**EXERCISE**
Look for "ylabel" in each line of the entries, and return the matching lines.
--- DATASET RECORDS ---
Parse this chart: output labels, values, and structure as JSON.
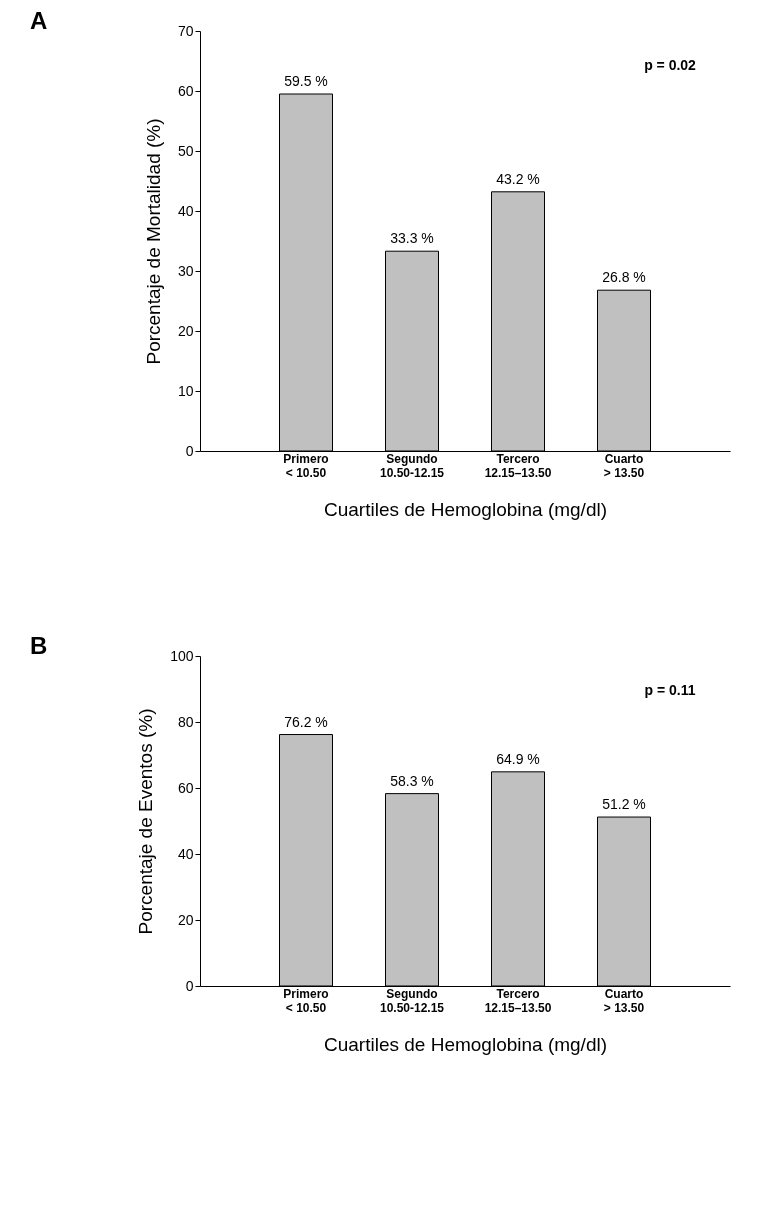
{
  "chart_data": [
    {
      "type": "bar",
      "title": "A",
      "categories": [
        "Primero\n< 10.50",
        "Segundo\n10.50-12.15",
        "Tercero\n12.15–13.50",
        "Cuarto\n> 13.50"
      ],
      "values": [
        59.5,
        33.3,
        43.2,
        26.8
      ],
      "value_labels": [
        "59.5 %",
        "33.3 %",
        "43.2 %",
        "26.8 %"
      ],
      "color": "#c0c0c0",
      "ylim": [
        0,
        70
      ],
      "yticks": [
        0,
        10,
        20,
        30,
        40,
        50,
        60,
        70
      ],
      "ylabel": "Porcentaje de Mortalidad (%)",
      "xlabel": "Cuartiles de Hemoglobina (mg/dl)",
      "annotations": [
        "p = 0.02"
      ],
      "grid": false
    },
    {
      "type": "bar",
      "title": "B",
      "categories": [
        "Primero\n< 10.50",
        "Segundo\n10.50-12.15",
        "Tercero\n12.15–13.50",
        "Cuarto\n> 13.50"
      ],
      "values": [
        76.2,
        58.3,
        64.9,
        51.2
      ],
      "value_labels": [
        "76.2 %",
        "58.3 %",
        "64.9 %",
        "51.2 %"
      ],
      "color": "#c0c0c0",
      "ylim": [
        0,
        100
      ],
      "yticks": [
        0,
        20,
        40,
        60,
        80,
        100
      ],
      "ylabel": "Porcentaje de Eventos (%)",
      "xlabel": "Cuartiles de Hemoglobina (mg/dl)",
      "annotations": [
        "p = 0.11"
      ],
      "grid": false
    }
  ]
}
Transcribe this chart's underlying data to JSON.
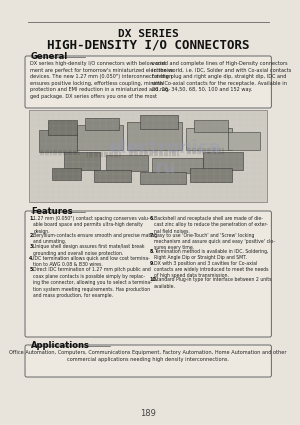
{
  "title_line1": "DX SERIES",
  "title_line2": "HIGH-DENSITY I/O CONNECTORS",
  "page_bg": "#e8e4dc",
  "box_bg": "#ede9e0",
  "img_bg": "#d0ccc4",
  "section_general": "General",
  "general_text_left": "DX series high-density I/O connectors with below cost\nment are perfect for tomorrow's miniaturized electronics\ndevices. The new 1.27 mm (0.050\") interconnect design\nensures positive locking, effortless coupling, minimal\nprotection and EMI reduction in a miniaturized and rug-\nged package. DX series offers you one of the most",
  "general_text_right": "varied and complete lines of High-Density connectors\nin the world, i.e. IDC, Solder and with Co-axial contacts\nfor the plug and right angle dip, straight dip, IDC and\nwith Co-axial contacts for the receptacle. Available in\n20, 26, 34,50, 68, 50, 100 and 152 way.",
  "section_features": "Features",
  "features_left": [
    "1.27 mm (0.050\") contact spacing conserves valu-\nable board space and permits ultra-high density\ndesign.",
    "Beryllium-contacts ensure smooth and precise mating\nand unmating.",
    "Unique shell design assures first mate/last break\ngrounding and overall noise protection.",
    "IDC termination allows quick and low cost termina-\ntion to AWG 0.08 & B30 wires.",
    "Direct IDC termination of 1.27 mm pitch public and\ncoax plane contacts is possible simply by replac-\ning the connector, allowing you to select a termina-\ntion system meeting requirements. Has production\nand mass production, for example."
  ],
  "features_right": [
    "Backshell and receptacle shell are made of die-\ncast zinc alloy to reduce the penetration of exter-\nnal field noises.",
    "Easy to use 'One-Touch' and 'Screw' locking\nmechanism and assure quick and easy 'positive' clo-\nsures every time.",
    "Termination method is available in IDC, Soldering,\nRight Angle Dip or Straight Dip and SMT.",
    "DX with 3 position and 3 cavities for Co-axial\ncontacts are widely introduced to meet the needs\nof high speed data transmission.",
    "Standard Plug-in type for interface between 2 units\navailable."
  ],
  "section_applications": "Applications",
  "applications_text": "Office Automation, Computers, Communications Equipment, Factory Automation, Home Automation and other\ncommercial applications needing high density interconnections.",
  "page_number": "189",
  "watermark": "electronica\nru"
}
---
**REPLY TO THE EXERCISE**
      "ylabel": "Porcentaje de Mortalidad (%)",
      "ylabel": "Porcentaje de Eventos (%)",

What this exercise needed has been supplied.